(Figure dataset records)
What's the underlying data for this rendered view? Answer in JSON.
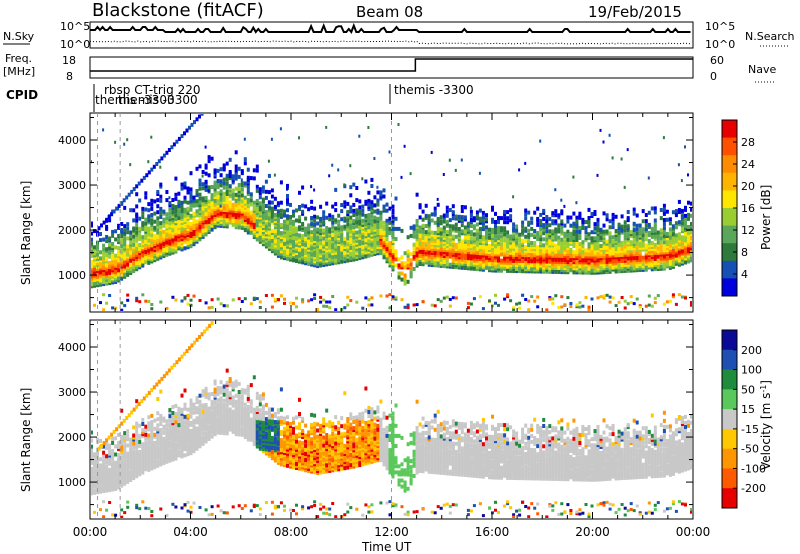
{
  "header": {
    "title": "Blackstone (fitACF)",
    "beam": "Beam 08",
    "date": "19/Feb/2015"
  },
  "strip_panels": {
    "nsky": {
      "label": "N.Sky",
      "left_ticks": [
        "10^5",
        "10^0"
      ],
      "right_ticks": [
        "10^5",
        "10^0"
      ],
      "right_label": "N.Search"
    },
    "freq": {
      "label": "Freq.",
      "unit_label": "[MHz]",
      "left_ticks": [
        "18",
        "8"
      ],
      "right_ticks": [
        "60",
        "0"
      ],
      "right_label": "Nave"
    },
    "cpid": {
      "label": "CPID",
      "entries": [
        "rbsp CT-trig 220",
        "themis -3300",
        "themis -3300",
        "themis -3300"
      ]
    }
  },
  "colorbars": {
    "power": {
      "title": "Power [dB]",
      "ticks": [
        "28",
        "24",
        "20",
        "16",
        "12",
        "8",
        "4"
      ],
      "colors": [
        "#0000dc",
        "#1550b4",
        "#2d7a3c",
        "#5aa75a",
        "#9acd32",
        "#ffe600",
        "#ffb400",
        "#ff8c00",
        "#ff5000",
        "#e60000"
      ]
    },
    "velocity": {
      "title": "Velocity [m s",
      "superscript": "-1",
      "title_close": "]",
      "ticks": [
        "200",
        "100",
        "50",
        "15",
        "-15",
        "-50",
        "-100",
        "-200"
      ],
      "colors": [
        "#e60000",
        "#ff5a00",
        "#ff9600",
        "#ffc800",
        "#c8c8c8",
        "#5ac85a",
        "#1e8c3c",
        "#1e50b4",
        "#0a0a96"
      ]
    }
  },
  "panels": {
    "power_ylabel": "Slant Range [km]",
    "velocity_ylabel": "Slant Range [km]",
    "xlabel": "Time UT"
  },
  "chart_data": [
    {
      "type": "heatmap",
      "name": "power",
      "ylabel": "Slant Range [km]",
      "xlabel": "",
      "x_ticks": [
        "00:00",
        "04:00",
        "08:00",
        "12:00",
        "16:00",
        "20:00",
        "00:00"
      ],
      "y_ticks": [
        1000,
        2000,
        3000,
        4000
      ],
      "xlim_hours": [
        0,
        24
      ],
      "ylim_km": [
        180,
        4600
      ],
      "colorbar_range_db": [
        0,
        30
      ],
      "ridge_track": [
        {
          "t": 0.0,
          "range_km": 1050
        },
        {
          "t": 1.0,
          "range_km": 1150
        },
        {
          "t": 2.0,
          "range_km": 1500
        },
        {
          "t": 3.0,
          "range_km": 1750
        },
        {
          "t": 4.0,
          "range_km": 1950
        },
        {
          "t": 5.0,
          "range_km": 2400
        },
        {
          "t": 6.0,
          "range_km": 2350
        },
        {
          "t": 7.5,
          "range_km": 1700
        },
        {
          "t": 9.0,
          "range_km": 1500
        },
        {
          "t": 10.5,
          "range_km": 1650
        },
        {
          "t": 11.5,
          "range_km": 1800
        },
        {
          "t": 12.5,
          "range_km": 1050
        },
        {
          "t": 13.0,
          "range_km": 1550
        },
        {
          "t": 16.0,
          "range_km": 1400
        },
        {
          "t": 20.0,
          "range_km": 1350
        },
        {
          "t": 23.0,
          "range_km": 1450
        },
        {
          "t": 24.0,
          "range_km": 1650
        }
      ]
    },
    {
      "type": "heatmap",
      "name": "velocity",
      "ylabel": "Slant Range [km]",
      "xlabel": "Time UT",
      "x_ticks": [
        "00:00",
        "04:00",
        "08:00",
        "12:00",
        "16:00",
        "20:00",
        "00:00"
      ],
      "y_ticks": [
        1000,
        2000,
        3000,
        4000
      ],
      "xlim_hours": [
        0,
        24
      ],
      "ylim_km": [
        180,
        4600
      ],
      "colorbar_range_ms": [
        -200,
        200
      ]
    }
  ]
}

**TASK TO COMPLETE**
Without the pictures, print the whole listing exactly as given.

**REPLY TO THE EXERCISE**
What's the underlying data for this rendered view? Answer in JSON.
{
  "header": {
    "title": "Blackstone (fitACF)",
    "beam": "Beam 08",
    "date": "19/Feb/2015"
  },
  "strip_panels": {
    "nsky": {
      "label": "N.Sky",
      "left_ticks": [
        "10^5",
        "10^0"
      ],
      "right_ticks": [
        "10^5",
        "10^0"
      ],
      "right_label": "N.Search"
    },
    "freq": {
      "label": "Freq.",
      "unit_label": "[MHz]",
      "left_ticks": [
        "18",
        "8"
      ],
      "right_ticks": [
        "60",
        "0"
      ],
      "right_label": "Nave"
    },
    "cpid": {
      "label": "CPID",
      "entries": [
        "rbsp CT-trig 220",
        "themis -3300",
        "themis -3300",
        "themis -3300"
      ]
    }
  },
  "colorbars": {
    "power": {
      "title": "Power [dB]",
      "ticks": [
        "28",
        "24",
        "20",
        "16",
        "12",
        "8",
        "4"
      ],
      "colors": [
        "#0000dc",
        "#1550b4",
        "#2d7a3c",
        "#5aa75a",
        "#9acd32",
        "#ffe600",
        "#ffb400",
        "#ff8c00",
        "#ff5000",
        "#e60000"
      ]
    },
    "velocity": {
      "title": "Velocity [m s",
      "superscript": "-1",
      "title_close": "]",
      "ticks": [
        "200",
        "100",
        "50",
        "15",
        "-15",
        "-50",
        "-100",
        "-200"
      ],
      "colors": [
        "#e60000",
        "#ff5a00",
        "#ff9600",
        "#ffc800",
        "#c8c8c8",
        "#5ac85a",
        "#1e8c3c",
        "#1e50b4",
        "#0a0a96"
      ]
    }
  },
  "panels": {
    "power_ylabel": "Slant Range [km]",
    "velocity_ylabel": "Slant Range [km]",
    "xlabel": "Time UT"
  },
  "chart_data": [
    {
      "type": "heatmap",
      "name": "power",
      "ylabel": "Slant Range [km]",
      "xlabel": "",
      "x_ticks": [
        "00:00",
        "04:00",
        "08:00",
        "12:00",
        "16:00",
        "20:00",
        "00:00"
      ],
      "y_ticks": [
        1000,
        2000,
        3000,
        4000
      ],
      "xlim_hours": [
        0,
        24
      ],
      "ylim_km": [
        180,
        4600
      ],
      "colorbar_range_db": [
        0,
        30
      ],
      "ridge_track": [
        {
          "t": 0.0,
          "range_km": 1050
        },
        {
          "t": 1.0,
          "range_km": 1150
        },
        {
          "t": 2.0,
          "range_km": 1500
        },
        {
          "t": 3.0,
          "range_km": 1750
        },
        {
          "t": 4.0,
          "range_km": 1950
        },
        {
          "t": 5.0,
          "range_km": 2400
        },
        {
          "t": 6.0,
          "range_km": 2350
        },
        {
          "t": 7.5,
          "range_km": 1700
        },
        {
          "t": 9.0,
          "range_km": 1500
        },
        {
          "t": 10.5,
          "range_km": 1650
        },
        {
          "t": 11.5,
          "range_km": 1800
        },
        {
          "t": 12.5,
          "range_km": 1050
        },
        {
          "t": 13.0,
          "range_km": 1550
        },
        {
          "t": 16.0,
          "range_km": 1400
        },
        {
          "t": 20.0,
          "range_km": 1350
        },
        {
          "t": 23.0,
          "range_km": 1450
        },
        {
          "t": 24.0,
          "range_km": 1650
        }
      ]
    },
    {
      "type": "heatmap",
      "name": "velocity",
      "ylabel": "Slant Range [km]",
      "xlabel": "Time UT",
      "x_ticks": [
        "00:00",
        "04:00",
        "08:00",
        "12:00",
        "16:00",
        "20:00",
        "00:00"
      ],
      "y_ticks": [
        1000,
        2000,
        3000,
        4000
      ],
      "xlim_hours": [
        0,
        24
      ],
      "ylim_km": [
        180,
        4600
      ],
      "colorbar_range_ms": [
        -200,
        200
      ]
    }
  ]
}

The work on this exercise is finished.